--- Work to complete ---
Give the data again exactly as written, skipping any pictures.

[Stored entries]
══════════

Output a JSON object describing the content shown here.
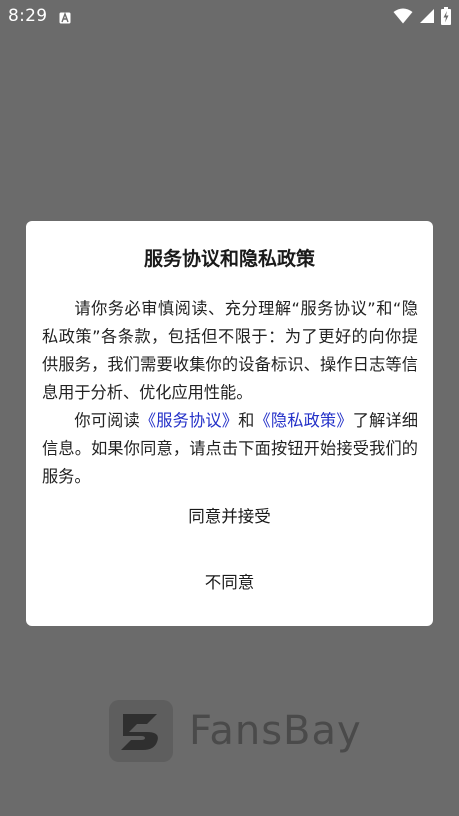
{
  "status_bar": {
    "time": "8:29",
    "icons": [
      "notification-a-icon",
      "wifi-icon",
      "signal-icon",
      "battery-charging-icon"
    ]
  },
  "background": {
    "app_name": "FansBay",
    "overlay_color": "#6b6b6b"
  },
  "dialog": {
    "title": "服务协议和隐私政策",
    "paragraph1": "请你务必审慎阅读、充分理解“服务协议”和“隐私政策”各条款，包括但不限于：为了更好的向你提供服务，我们需要收集你的设备标识、操作日志等信息用于分析、优化应用性能。",
    "paragraph2": {
      "prefix": "你可阅读",
      "link_service": "《服务协议》",
      "middle": "和",
      "link_privacy": "《隐私政策》",
      "suffix": "了解详细信息。如果你同意，请点击下面按钮开始接受我们的服务。"
    },
    "accept_label": "同意并接受",
    "decline_label": "不同意",
    "link_color": "#2330c8"
  }
}
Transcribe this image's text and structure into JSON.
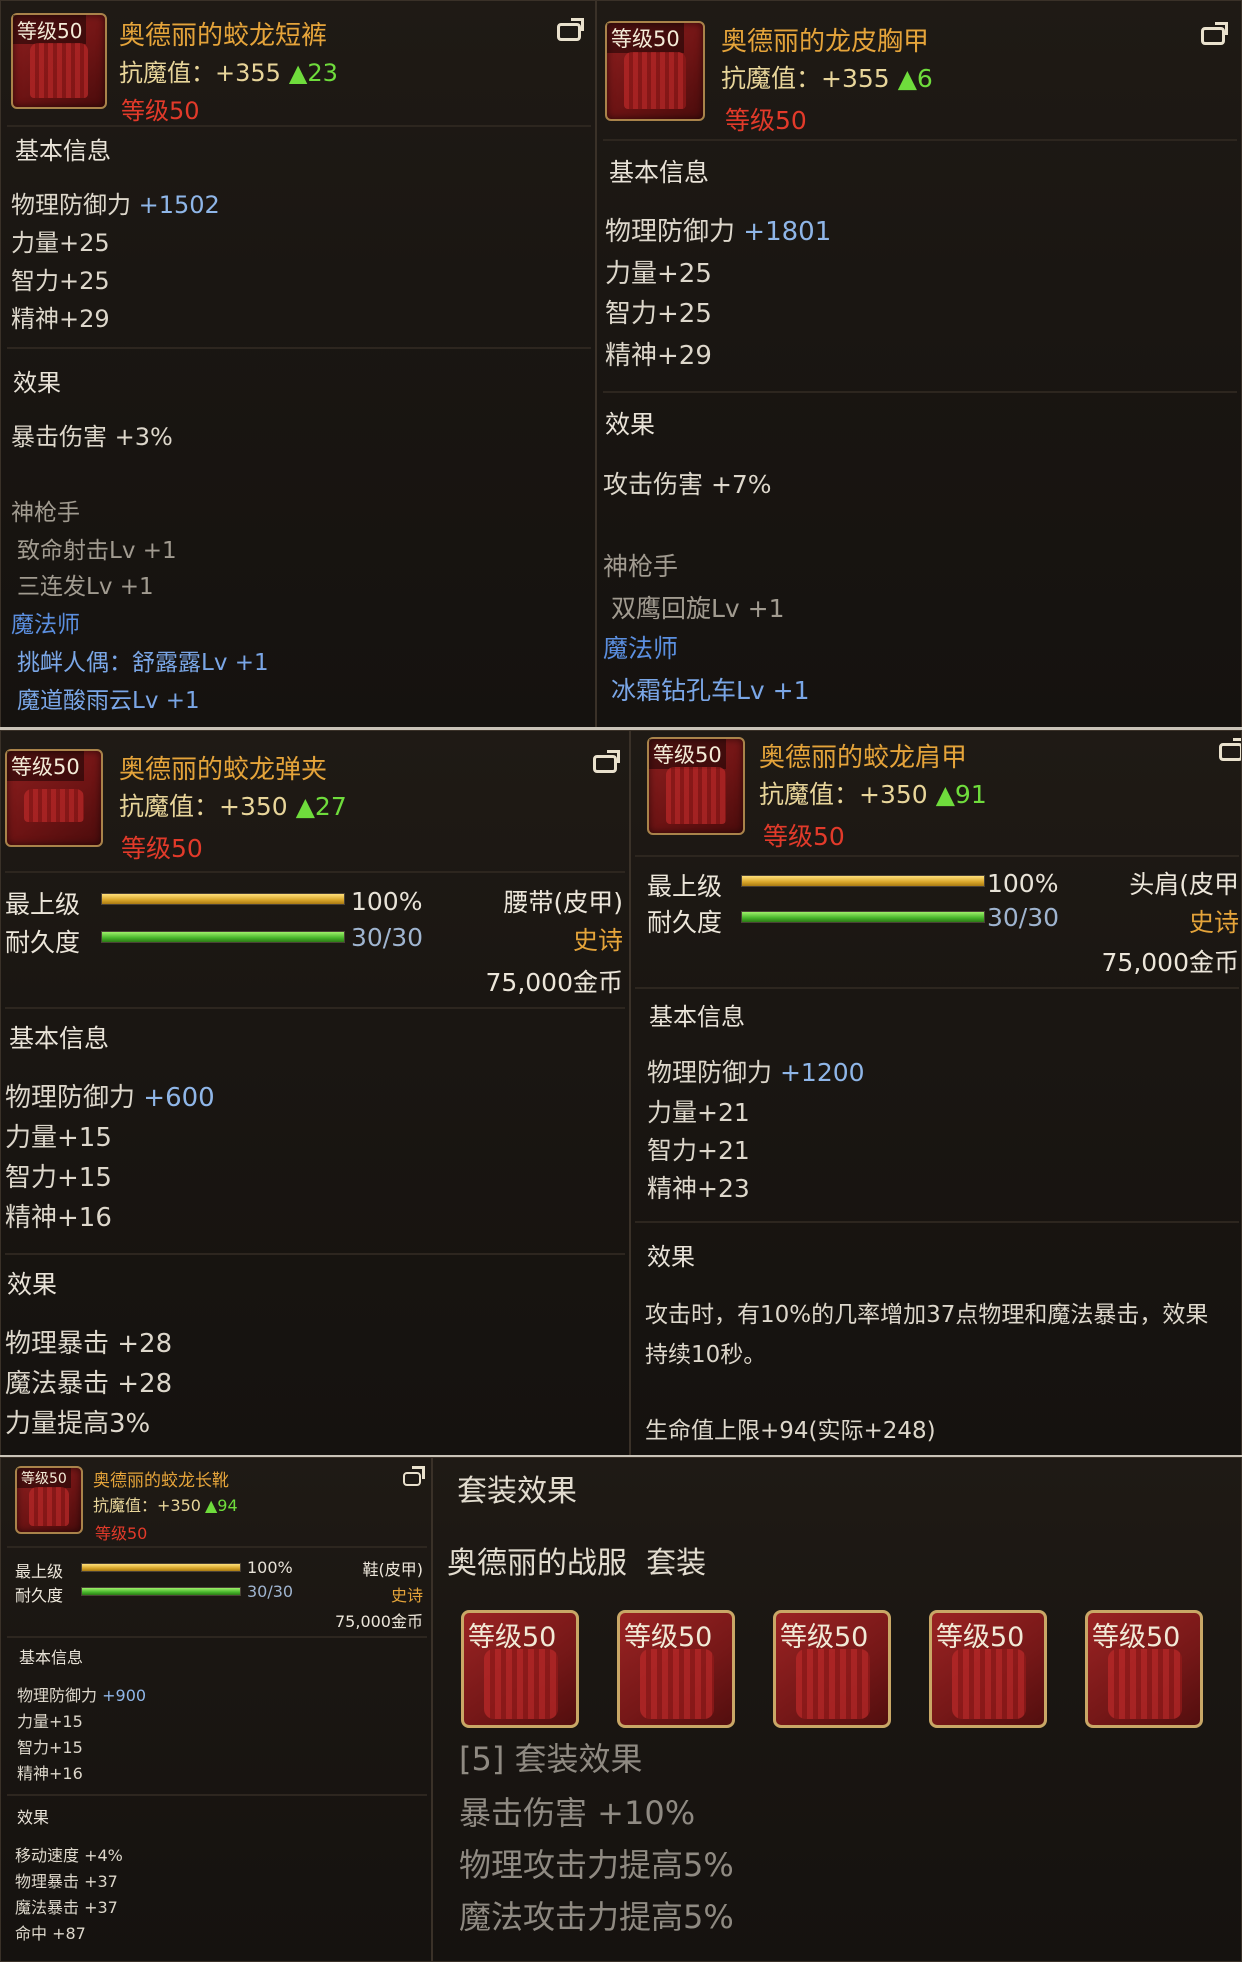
{
  "shorts": {
    "level_tag": "等级50",
    "name": "奥德丽的蛟龙短裤",
    "resist_label": "抗魔值：",
    "resist_value": "+355",
    "resist_up": "▲23",
    "req_level": "等级50",
    "basic_header": "基本信息",
    "phys_def_label": "物理防御力",
    "phys_def_value": "+1502",
    "str": "力量+25",
    "int": "智力+25",
    "spirit": "精神+29",
    "effect_header": "效果",
    "effect1": "暴击伤害 +3%",
    "class1": "神枪手",
    "class1_skill1": "致命射击Lv +1",
    "class1_skill2": "三连发Lv +1",
    "class2": "魔法师",
    "class2_skill1": "挑衅人偶：舒露露Lv +1",
    "class2_skill2": "魔道酸雨云Lv +1"
  },
  "chest": {
    "level_tag": "等级50",
    "name": "奥德丽的龙皮胸甲",
    "resist_label": "抗魔值：",
    "resist_value": "+355",
    "resist_up": "▲6",
    "req_level": "等级50",
    "basic_header": "基本信息",
    "phys_def_label": "物理防御力",
    "phys_def_value": "+1801",
    "str": "力量+25",
    "int": "智力+25",
    "spirit": "精神+29",
    "effect_header": "效果",
    "effect1": "攻击伤害 +7%",
    "class1": "神枪手",
    "class1_skill1": "双鹰回旋Lv +1",
    "class2": "魔法师",
    "class2_skill1": "冰霜钻孔车Lv +1"
  },
  "belt": {
    "level_tag": "等级50",
    "name": "奥德丽的蛟龙弹夹",
    "resist_label": "抗魔值：",
    "resist_value": "+350",
    "resist_up": "▲27",
    "req_level": "等级50",
    "grade_label": "最上级",
    "grade_value": "100%",
    "grade_fraction": 1.0,
    "durability_label": "耐久度",
    "durability_value": "30/30",
    "durability_fraction": 1.0,
    "slot_type": "腰带(皮甲)",
    "rarity": "史诗",
    "price": "75,000金币",
    "basic_header": "基本信息",
    "phys_def_label": "物理防御力",
    "phys_def_value": "+600",
    "str": "力量+15",
    "int": "智力+15",
    "spirit": "精神+16",
    "effect_header": "效果",
    "effect1": "物理暴击 +28",
    "effect2": "魔法暴击 +28",
    "effect3": "力量提高3%"
  },
  "shoulder": {
    "level_tag": "等级50",
    "name": "奥德丽的蛟龙肩甲",
    "resist_label": "抗魔值：",
    "resist_value": "+350",
    "resist_up": "▲91",
    "req_level": "等级50",
    "grade_label": "最上级",
    "grade_value": "100%",
    "grade_fraction": 1.0,
    "durability_label": "耐久度",
    "durability_value": "30/30",
    "durability_fraction": 1.0,
    "slot_type": "头肩(皮甲",
    "rarity": "史诗",
    "price": "75,000金币",
    "basic_header": "基本信息",
    "phys_def_label": "物理防御力",
    "phys_def_value": "+1200",
    "str": "力量+21",
    "int": "智力+21",
    "spirit": "精神+23",
    "effect_header": "效果",
    "effect1_line1": "攻击时，有10%的几率增加37点物理和魔法暴击，效果",
    "effect1_line2": "持续10秒。",
    "effect2": "生命值上限+94(实际+248)"
  },
  "boots": {
    "level_tag": "等级50",
    "name": "奥德丽的蛟龙长靴",
    "resist_label": "抗魔值：",
    "resist_value": "+350",
    "resist_up": "▲94",
    "req_level": "等级50",
    "grade_label": "最上级",
    "grade_value": "100%",
    "grade_fraction": 1.0,
    "durability_label": "耐久度",
    "durability_value": "30/30",
    "durability_fraction": 1.0,
    "slot_type": "鞋(皮甲)",
    "rarity": "史诗",
    "price": "75,000金币",
    "basic_header": "基本信息",
    "phys_def_label": "物理防御力",
    "phys_def_value": "+900",
    "str": "力量+15",
    "int": "智力+15",
    "spirit": "精神+16",
    "effect_header": "效果",
    "effect1": "移动速度 +4%",
    "effect2": "物理暴击 +37",
    "effect3": "魔法暴击 +37",
    "effect4": "命中 +87"
  },
  "set": {
    "header": "套装效果",
    "set_name": "奥德丽的战服",
    "set_suffix": "套装",
    "icons": [
      {
        "level_tag": "等级50",
        "icon": "chest-armor-icon"
      },
      {
        "level_tag": "等级50",
        "icon": "pants-icon"
      },
      {
        "level_tag": "等级50",
        "icon": "shoulder-armor-icon"
      },
      {
        "level_tag": "等级50",
        "icon": "belt-icon"
      },
      {
        "level_tag": "等级50",
        "icon": "boots-icon"
      }
    ],
    "bonus_header": "[5] 套装效果",
    "bonus1": "暴击伤害 +10%",
    "bonus2": "物理攻击力提高5%",
    "bonus3": "魔法攻击力提高5%"
  },
  "colors": {
    "title_gold": "#e5a43a",
    "required_level_red": "#e23a2a",
    "up_arrow_green": "#6fdc3c",
    "stat_blue": "#8fb6e8",
    "class_blue": "#5b8fe0",
    "panel_bg": "#1a1612"
  }
}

══════════

--- Solution to this task ---
Output a JSON object describing the content shown here.
{
  "status_bar": {
    "time": "8:29",
    "icons": [
      "notification-a-icon",
      "wifi-icon",
      "signal-icon",
      "battery-charging-icon"
    ]
  },
  "background": {
    "app_name": "FansBay",
    "overlay_color": "#6b6b6b"
  },
  "dialog": {
    "title": "服务协议和隐私政策",
    "paragraph1": "请你务必审慎阅读、充分理解“服务协议”和“隐私政策”各条款，包括但不限于：为了更好的向你提供服务，我们需要收集你的设备标识、操作日志等信息用于分析、优化应用性能。",
    "paragraph2": {
      "prefix": "你可阅读",
      "link_service": "《服务协议》",
      "middle": "和",
      "link_privacy": "《隐私政策》",
      "suffix": "了解详细信息。如果你同意，请点击下面按钮开始接受我们的服务。"
    },
    "accept_label": "同意并接受",
    "decline_label": "不同意",
    "link_color": "#2330c8"
  }
}
Transcribe this image's text and structure into JSON.
{
  "shorts": {
    "level_tag": "等级50",
    "name": "奥德丽的蛟龙短裤",
    "resist_label": "抗魔值：",
    "resist_value": "+355",
    "resist_up": "▲23",
    "req_level": "等级50",
    "basic_header": "基本信息",
    "phys_def_label": "物理防御力",
    "phys_def_value": "+1502",
    "str": "力量+25",
    "int": "智力+25",
    "spirit": "精神+29",
    "effect_header": "效果",
    "effect1": "暴击伤害 +3%",
    "class1": "神枪手",
    "class1_skill1": "致命射击Lv +1",
    "class1_skill2": "三连发Lv +1",
    "class2": "魔法师",
    "class2_skill1": "挑衅人偶：舒露露Lv +1",
    "class2_skill2": "魔道酸雨云Lv +1"
  },
  "chest": {
    "level_tag": "等级50",
    "name": "奥德丽的龙皮胸甲",
    "resist_label": "抗魔值：",
    "resist_value": "+355",
    "resist_up": "▲6",
    "req_level": "等级50",
    "basic_header": "基本信息",
    "phys_def_label": "物理防御力",
    "phys_def_value": "+1801",
    "str": "力量+25",
    "int": "智力+25",
    "spirit": "精神+29",
    "effect_header": "效果",
    "effect1": "攻击伤害 +7%",
    "class1": "神枪手",
    "class1_skill1": "双鹰回旋Lv +1",
    "class2": "魔法师",
    "class2_skill1": "冰霜钻孔车Lv +1"
  },
  "belt": {
    "level_tag": "等级50",
    "name": "奥德丽的蛟龙弹夹",
    "resist_label": "抗魔值：",
    "resist_value": "+350",
    "resist_up": "▲27",
    "req_level": "等级50",
    "grade_label": "最上级",
    "grade_value": "100%",
    "grade_fraction": 1.0,
    "durability_label": "耐久度",
    "durability_value": "30/30",
    "durability_fraction": 1.0,
    "slot_type": "腰带(皮甲)",
    "rarity": "史诗",
    "price": "75,000金币",
    "basic_header": "基本信息",
    "phys_def_label": "物理防御力",
    "phys_def_value": "+600",
    "str": "力量+15",
    "int": "智力+15",
    "spirit": "精神+16",
    "effect_header": "效果",
    "effect1": "物理暴击 +28",
    "effect2": "魔法暴击 +28",
    "effect3": "力量提高3%"
  },
  "shoulder": {
    "level_tag": "等级50",
    "name": "奥德丽的蛟龙肩甲",
    "resist_label": "抗魔值：",
    "resist_value": "+350",
    "resist_up": "▲91",
    "req_level": "等级50",
    "grade_label": "最上级",
    "grade_value": "100%",
    "grade_fraction": 1.0,
    "durability_label": "耐久度",
    "durability_value": "30/30",
    "durability_fraction": 1.0,
    "slot_type": "头肩(皮甲",
    "rarity": "史诗",
    "price": "75,000金币",
    "basic_header": "基本信息",
    "phys_def_label": "物理防御力",
    "phys_def_value": "+1200",
    "str": "力量+21",
    "int": "智力+21",
    "spirit": "精神+23",
    "effect_header": "效果",
    "effect1_line1": "攻击时，有10%的几率增加37点物理和魔法暴击，效果",
    "effect1_line2": "持续10秒。",
    "effect2": "生命值上限+94(实际+248)"
  },
  "boots": {
    "level_tag": "等级50",
    "name": "奥德丽的蛟龙长靴",
    "resist_label": "抗魔值：",
    "resist_value": "+350",
    "resist_up": "▲94",
    "req_level": "等级50",
    "grade_label": "最上级",
    "grade_value": "100%",
    "grade_fraction": 1.0,
    "durability_label": "耐久度",
    "durability_value": "30/30",
    "durability_fraction": 1.0,
    "slot_type": "鞋(皮甲)",
    "rarity": "史诗",
    "price": "75,000金币",
    "basic_header": "基本信息",
    "phys_def_label": "物理防御力",
    "phys_def_value": "+900",
    "str": "力量+15",
    "int": "智力+15",
    "spirit": "精神+16",
    "effect_header": "效果",
    "effect1": "移动速度 +4%",
    "effect2": "物理暴击 +37",
    "effect3": "魔法暴击 +37",
    "effect4": "命中 +87"
  },
  "set": {
    "header": "套装效果",
    "set_name": "奥德丽的战服",
    "set_suffix": "套装",
    "icons": [
      {
        "level_tag": "等级50",
        "icon": "chest-armor-icon"
      },
      {
        "level_tag": "等级50",
        "icon": "pants-icon"
      },
      {
        "level_tag": "等级50",
        "icon": "shoulder-armor-icon"
      },
      {
        "level_tag": "等级50",
        "icon": "belt-icon"
      },
      {
        "level_tag": "等级50",
        "icon": "boots-icon"
      }
    ],
    "bonus_header": "[5] 套装效果",
    "bonus1": "暴击伤害 +10%",
    "bonus2": "物理攻击力提高5%",
    "bonus3": "魔法攻击力提高5%"
  },
  "colors": {
    "title_gold": "#e5a43a",
    "required_level_red": "#e23a2a",
    "up_arrow_green": "#6fdc3c",
    "stat_blue": "#8fb6e8",
    "class_blue": "#5b8fe0",
    "panel_bg": "#1a1612"
  }
}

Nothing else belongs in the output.